- [Task details]: Can you give all the records again without altering a single character?

- [Dataset extract]:
-- Start --
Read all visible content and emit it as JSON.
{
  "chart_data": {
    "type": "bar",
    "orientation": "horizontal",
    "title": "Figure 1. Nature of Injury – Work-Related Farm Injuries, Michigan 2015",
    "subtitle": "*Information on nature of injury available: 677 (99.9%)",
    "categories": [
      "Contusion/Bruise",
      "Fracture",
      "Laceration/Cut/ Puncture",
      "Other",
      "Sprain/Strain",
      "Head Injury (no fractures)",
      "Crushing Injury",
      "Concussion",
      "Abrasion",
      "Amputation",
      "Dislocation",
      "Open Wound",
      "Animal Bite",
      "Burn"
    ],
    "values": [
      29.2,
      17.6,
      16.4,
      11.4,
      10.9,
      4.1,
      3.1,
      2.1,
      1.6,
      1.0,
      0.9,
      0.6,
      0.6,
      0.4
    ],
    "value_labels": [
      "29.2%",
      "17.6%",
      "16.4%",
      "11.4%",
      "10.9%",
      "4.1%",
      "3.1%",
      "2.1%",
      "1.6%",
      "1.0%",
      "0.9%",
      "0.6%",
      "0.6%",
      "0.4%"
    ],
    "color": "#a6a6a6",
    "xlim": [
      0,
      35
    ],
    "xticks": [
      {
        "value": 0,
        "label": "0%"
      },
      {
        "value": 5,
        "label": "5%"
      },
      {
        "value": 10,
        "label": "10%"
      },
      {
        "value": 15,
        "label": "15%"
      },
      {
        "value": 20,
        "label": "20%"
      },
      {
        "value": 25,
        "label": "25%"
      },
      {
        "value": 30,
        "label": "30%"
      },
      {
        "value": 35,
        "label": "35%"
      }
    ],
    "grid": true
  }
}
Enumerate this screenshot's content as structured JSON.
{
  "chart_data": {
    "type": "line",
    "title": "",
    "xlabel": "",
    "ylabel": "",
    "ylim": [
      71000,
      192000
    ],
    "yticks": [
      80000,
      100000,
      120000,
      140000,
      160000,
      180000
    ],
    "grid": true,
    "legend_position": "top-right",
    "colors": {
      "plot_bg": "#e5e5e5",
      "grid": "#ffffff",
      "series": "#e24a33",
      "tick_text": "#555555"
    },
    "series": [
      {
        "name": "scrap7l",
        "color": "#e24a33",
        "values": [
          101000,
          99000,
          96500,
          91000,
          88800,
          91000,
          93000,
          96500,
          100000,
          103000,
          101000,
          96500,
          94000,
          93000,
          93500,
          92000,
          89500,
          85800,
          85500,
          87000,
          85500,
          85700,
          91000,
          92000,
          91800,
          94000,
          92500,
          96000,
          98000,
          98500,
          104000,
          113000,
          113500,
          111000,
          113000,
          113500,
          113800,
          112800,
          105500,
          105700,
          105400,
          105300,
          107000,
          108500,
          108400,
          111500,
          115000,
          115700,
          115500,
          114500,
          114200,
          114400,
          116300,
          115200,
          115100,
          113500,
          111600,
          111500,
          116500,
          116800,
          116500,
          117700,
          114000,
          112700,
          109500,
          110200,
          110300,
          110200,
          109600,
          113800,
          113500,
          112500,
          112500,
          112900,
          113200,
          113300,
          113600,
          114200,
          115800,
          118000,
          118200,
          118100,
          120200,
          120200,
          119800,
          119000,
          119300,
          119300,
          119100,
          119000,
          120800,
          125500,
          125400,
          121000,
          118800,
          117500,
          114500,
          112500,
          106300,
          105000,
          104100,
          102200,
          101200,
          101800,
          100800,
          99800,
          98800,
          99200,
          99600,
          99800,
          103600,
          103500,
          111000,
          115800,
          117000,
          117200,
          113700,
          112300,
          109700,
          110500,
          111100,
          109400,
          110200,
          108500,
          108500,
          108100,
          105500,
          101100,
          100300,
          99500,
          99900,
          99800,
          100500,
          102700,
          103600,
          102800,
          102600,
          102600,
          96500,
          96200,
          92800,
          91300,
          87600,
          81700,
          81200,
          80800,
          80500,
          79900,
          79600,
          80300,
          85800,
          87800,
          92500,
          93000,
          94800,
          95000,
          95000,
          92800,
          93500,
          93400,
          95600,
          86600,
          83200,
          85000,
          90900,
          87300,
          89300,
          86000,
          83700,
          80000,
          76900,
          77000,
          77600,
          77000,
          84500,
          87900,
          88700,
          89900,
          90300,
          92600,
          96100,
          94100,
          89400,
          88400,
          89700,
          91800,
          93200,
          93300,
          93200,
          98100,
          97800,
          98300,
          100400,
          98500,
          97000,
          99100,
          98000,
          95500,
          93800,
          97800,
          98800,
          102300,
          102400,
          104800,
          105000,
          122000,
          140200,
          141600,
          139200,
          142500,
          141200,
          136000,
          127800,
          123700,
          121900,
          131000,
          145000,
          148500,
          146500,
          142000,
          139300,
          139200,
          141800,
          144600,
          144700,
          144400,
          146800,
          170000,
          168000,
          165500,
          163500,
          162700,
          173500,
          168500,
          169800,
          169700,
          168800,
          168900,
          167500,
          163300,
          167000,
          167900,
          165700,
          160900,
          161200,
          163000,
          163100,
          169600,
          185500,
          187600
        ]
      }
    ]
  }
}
-- End --
- [Exercise result]:
Read all visible content and emit it as JSON.
{
  "chart_data": {
    "type": "bar",
    "orientation": "horizontal",
    "title": "Figure 1. Nature of Injury – Work-Related Farm Injuries, Michigan 2015",
    "subtitle": "*Information on nature of injury available: 677 (99.9%)",
    "categories": [
      "Contusion/Bruise",
      "Fracture",
      "Laceration/Cut/ Puncture",
      "Other",
      "Sprain/Strain",
      "Head Injury (no fractures)",
      "Crushing Injury",
      "Concussion",
      "Abrasion",
      "Amputation",
      "Dislocation",
      "Open Wound",
      "Animal Bite",
      "Burn"
    ],
    "values": [
      29.2,
      17.6,
      16.4,
      11.4,
      10.9,
      4.1,
      3.1,
      2.1,
      1.6,
      1.0,
      0.9,
      0.6,
      0.6,
      0.4
    ],
    "value_labels": [
      "29.2%",
      "17.6%",
      "16.4%",
      "11.4%",
      "10.9%",
      "4.1%",
      "3.1%",
      "2.1%",
      "1.6%",
      "1.0%",
      "0.9%",
      "0.6%",
      "0.6%",
      "0.4%"
    ],
    "color": "#a6a6a6",
    "xlim": [
      0,
      35
    ],
    "xticks": [
      {
        "value": 0,
        "label": "0%"
      },
      {
        "value": 5,
        "label": "5%"
      },
      {
        "value": 10,
        "label": "10%"
      },
      {
        "value": 15,
        "label": "15%"
      },
      {
        "value": 20,
        "label": "20%"
      },
      {
        "value": 25,
        "label": "25%"
      },
      {
        "value": 30,
        "label": "30%"
      },
      {
        "value": 35,
        "label": "35%"
      }
    ],
    "grid": true
  }
}
Enumerate this screenshot's content as structured JSON.
{
  "chart_data": {
    "type": "line",
    "title": "",
    "xlabel": "",
    "ylabel": "",
    "ylim": [
      71000,
      192000
    ],
    "yticks": [
      80000,
      100000,
      120000,
      140000,
      160000,
      180000
    ],
    "grid": true,
    "legend_position": "top-right",
    "colors": {
      "plot_bg": "#e5e5e5",
      "grid": "#ffffff",
      "series": "#e24a33",
      "tick_text": "#555555"
    },
    "series": [
      {
        "name": "scrap7l",
        "color": "#e24a33",
        "values": [
          101000,
          99000,
          96500,
          91000,
          88800,
          91000,
          93000,
          96500,
          100000,
          103000,
          101000,
          96500,
          94000,
          93000,
          93500,
          92000,
          89500,
          85800,
          85500,
          87000,
          85500,
          85700,
          91000,
          92000,
          91800,
          94000,
          92500,
          96000,
          98000,
          98500,
          104000,
          113000,
          113500,
          111000,
          113000,
          113500,
          113800,
          112800,
          105500,
          105700,
          105400,
          105300,
          107000,
          108500,
          108400,
          111500,
          115000,
          115700,
          115500,
          114500,
          114200,
          114400,
          116300,
          115200,
          115100,
          113500,
          111600,
          111500,
          116500,
          116800,
          116500,
          117700,
          114000,
          112700,
          109500,
          110200,
          110300,
          110200,
          109600,
          113800,
          113500,
          112500,
          112500,
          112900,
          113200,
          113300,
          113600,
          114200,
          115800,
          118000,
          118200,
          118100,
          120200,
          120200,
          119800,
          119000,
          119300,
          119300,
          119100,
          119000,
          120800,
          125500,
          125400,
          121000,
          118800,
          117500,
          114500,
          112500,
          106300,
          105000,
          104100,
          102200,
          101200,
          101800,
          100800,
          99800,
          98800,
          99200,
          99600,
          99800,
          103600,
          103500,
          111000,
          115800,
          117000,
          117200,
          113700,
          112300,
          109700,
          110500,
          111100,
          109400,
          110200,
          108500,
          108500,
          108100,
          105500,
          101100,
          100300,
          99500,
          99900,
          99800,
          100500,
          102700,
          103600,
          102800,
          102600,
          102600,
          96500,
          96200,
          92800,
          91300,
          87600,
          81700,
          81200,
          80800,
          80500,
          79900,
          79600,
          80300,
          85800,
          87800,
          92500,
          93000,
          94800,
          95000,
          95000,
          92800,
          93500,
          93400,
          95600,
          86600,
          83200,
          85000,
          90900,
          87300,
          89300,
          86000,
          83700,
          80000,
          76900,
          77000,
          77600,
          77000,
          84500,
          87900,
          88700,
          89900,
          90300,
          92600,
          96100,
          94100,
          89400,
          88400,
          89700,
          91800,
          93200,
          93300,
          93200,
          98100,
          97800,
          98300,
          100400,
          98500,
          97000,
          99100,
          98000,
          95500,
          93800,
          97800,
          98800,
          102300,
          102400,
          104800,
          105000,
          122000,
          140200,
          141600,
          139200,
          142500,
          141200,
          136000,
          127800,
          123700,
          121900,
          131000,
          145000,
          148500,
          146500,
          142000,
          139300,
          139200,
          141800,
          144600,
          144700,
          144400,
          146800,
          170000,
          168000,
          165500,
          163500,
          162700,
          173500,
          168500,
          169800,
          169700,
          168800,
          168900,
          167500,
          163300,
          167000,
          167900,
          165700,
          160900,
          161200,
          163000,
          163100,
          169600,
          185500,
          187600
        ]
      }
    ]
  }
}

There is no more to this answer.